- _TASK DIRECTIONS_
Show each line from the listing that includes the word "color".

[DATA SUPPLIED start]

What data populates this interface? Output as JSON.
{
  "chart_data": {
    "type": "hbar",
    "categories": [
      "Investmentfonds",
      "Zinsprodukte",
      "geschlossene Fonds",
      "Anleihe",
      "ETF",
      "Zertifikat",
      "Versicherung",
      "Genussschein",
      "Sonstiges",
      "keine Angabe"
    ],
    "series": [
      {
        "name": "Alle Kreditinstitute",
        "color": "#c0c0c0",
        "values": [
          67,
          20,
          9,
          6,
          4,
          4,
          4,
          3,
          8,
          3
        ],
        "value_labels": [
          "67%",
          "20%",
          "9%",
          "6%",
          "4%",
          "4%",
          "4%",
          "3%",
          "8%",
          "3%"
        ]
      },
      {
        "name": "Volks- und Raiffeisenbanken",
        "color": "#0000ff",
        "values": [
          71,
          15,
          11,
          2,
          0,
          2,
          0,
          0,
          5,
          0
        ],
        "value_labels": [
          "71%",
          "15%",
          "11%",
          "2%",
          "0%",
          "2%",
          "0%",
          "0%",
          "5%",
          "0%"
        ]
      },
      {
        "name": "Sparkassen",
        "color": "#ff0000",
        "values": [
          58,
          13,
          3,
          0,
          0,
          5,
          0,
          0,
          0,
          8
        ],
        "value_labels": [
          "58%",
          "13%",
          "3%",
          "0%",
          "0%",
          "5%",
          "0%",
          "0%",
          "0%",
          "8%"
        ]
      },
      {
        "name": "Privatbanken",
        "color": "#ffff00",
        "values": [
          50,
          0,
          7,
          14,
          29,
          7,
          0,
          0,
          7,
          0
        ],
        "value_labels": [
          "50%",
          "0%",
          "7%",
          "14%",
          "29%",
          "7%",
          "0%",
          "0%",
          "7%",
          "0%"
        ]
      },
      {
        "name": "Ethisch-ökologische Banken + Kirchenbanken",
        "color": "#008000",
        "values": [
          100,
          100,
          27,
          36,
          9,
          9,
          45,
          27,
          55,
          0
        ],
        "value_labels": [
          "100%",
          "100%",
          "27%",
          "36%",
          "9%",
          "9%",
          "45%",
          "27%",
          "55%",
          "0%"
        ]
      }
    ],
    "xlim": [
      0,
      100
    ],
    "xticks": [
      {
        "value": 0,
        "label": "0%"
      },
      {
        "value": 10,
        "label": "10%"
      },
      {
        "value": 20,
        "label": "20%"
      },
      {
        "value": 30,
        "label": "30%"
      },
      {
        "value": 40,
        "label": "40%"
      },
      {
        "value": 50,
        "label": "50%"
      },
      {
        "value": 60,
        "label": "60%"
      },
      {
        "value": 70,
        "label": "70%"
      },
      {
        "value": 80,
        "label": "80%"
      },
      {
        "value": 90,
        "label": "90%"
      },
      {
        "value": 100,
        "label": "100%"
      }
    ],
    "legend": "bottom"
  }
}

[DATA SUPPLIED end]

- _THE OUTPUT_
        "color": "#c0c0c0",
        "color": "#0000ff",
        "color": "#ff0000",
        "color": "#ffff00",
        "color": "#008000",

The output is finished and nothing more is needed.